Document transcription data:
···

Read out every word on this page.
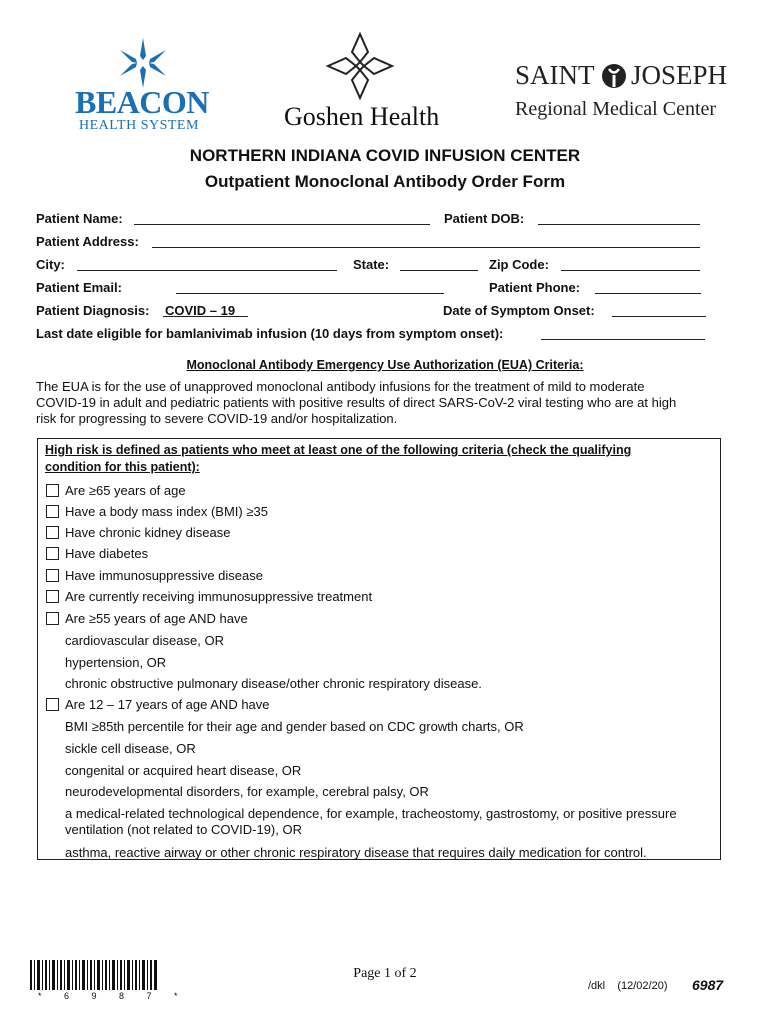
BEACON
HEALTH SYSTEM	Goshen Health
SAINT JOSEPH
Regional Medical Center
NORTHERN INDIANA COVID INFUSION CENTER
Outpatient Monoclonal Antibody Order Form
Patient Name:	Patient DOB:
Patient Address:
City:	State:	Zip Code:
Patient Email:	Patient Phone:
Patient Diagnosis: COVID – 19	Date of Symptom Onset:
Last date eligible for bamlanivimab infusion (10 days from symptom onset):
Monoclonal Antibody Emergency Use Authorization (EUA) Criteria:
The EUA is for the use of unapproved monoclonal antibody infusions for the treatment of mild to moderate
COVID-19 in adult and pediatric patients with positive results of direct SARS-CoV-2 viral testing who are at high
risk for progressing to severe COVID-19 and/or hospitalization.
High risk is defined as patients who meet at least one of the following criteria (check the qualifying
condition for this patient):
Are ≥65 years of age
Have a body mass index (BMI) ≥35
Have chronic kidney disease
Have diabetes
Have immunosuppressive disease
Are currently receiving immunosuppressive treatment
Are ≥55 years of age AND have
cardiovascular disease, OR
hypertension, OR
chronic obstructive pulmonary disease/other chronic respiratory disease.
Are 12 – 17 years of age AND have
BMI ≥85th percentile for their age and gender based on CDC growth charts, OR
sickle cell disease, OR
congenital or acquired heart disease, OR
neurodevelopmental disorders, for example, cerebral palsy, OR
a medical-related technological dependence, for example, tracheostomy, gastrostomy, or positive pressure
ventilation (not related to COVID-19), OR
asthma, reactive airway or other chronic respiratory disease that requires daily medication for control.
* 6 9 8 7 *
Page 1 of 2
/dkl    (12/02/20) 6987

···

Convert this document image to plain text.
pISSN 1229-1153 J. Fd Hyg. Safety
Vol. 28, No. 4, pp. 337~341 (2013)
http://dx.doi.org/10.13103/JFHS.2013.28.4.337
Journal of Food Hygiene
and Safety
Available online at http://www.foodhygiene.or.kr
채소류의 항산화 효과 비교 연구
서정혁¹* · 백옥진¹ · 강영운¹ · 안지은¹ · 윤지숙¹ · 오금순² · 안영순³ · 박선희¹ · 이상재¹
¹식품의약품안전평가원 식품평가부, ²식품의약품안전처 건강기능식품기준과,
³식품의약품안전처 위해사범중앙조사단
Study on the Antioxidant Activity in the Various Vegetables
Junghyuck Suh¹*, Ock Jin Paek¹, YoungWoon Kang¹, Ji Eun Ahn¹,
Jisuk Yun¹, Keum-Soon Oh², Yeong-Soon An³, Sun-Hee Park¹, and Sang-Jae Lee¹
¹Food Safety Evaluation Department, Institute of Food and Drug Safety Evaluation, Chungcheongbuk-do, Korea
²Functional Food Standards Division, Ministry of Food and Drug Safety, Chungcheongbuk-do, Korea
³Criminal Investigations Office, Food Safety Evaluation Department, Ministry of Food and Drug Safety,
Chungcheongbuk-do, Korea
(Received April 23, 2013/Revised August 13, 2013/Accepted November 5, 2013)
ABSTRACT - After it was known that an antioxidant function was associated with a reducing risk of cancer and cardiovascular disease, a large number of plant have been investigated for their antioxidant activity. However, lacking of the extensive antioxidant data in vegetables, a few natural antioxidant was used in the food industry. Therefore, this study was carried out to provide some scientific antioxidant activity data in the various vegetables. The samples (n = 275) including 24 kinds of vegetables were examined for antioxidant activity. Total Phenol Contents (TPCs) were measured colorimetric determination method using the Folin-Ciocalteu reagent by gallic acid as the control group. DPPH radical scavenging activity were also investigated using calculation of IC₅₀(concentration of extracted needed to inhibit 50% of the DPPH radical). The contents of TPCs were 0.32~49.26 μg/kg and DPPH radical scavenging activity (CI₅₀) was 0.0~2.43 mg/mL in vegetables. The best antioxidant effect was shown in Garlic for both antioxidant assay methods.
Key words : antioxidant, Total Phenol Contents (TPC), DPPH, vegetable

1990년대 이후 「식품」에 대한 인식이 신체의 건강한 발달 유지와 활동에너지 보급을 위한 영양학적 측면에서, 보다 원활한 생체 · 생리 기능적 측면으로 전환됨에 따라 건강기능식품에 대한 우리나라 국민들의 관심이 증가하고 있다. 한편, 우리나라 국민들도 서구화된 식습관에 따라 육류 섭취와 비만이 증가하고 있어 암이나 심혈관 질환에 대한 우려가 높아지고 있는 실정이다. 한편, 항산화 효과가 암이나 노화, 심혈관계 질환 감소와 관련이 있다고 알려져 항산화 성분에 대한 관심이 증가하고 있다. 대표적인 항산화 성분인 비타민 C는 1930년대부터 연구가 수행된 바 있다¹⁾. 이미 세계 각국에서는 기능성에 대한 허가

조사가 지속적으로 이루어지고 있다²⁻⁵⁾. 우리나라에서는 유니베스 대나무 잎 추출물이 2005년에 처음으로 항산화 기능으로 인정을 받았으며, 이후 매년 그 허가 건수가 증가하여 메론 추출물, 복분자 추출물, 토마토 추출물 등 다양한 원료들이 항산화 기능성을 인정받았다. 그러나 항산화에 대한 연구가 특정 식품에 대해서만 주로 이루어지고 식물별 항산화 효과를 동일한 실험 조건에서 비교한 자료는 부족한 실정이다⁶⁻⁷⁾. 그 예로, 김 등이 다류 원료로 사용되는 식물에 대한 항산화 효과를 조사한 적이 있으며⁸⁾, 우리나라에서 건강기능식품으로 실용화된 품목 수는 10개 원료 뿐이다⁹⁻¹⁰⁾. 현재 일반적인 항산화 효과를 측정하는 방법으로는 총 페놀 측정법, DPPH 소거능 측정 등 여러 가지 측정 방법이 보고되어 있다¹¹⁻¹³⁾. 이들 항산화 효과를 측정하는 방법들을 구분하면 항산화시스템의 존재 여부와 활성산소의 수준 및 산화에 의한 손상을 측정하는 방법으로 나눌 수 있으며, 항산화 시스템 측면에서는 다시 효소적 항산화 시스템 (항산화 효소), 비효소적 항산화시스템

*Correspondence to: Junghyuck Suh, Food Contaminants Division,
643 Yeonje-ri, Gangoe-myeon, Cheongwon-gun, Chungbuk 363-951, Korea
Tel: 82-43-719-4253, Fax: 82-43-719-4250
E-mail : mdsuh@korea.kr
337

···

Instructions for the task = Find the word "http" in the entries above. Copy every line that has it.

Written answer =
http://dx.doi.org/10.13103/JFHS.2013.28.4.337
Available online at http://www.foodhygiene.or.kr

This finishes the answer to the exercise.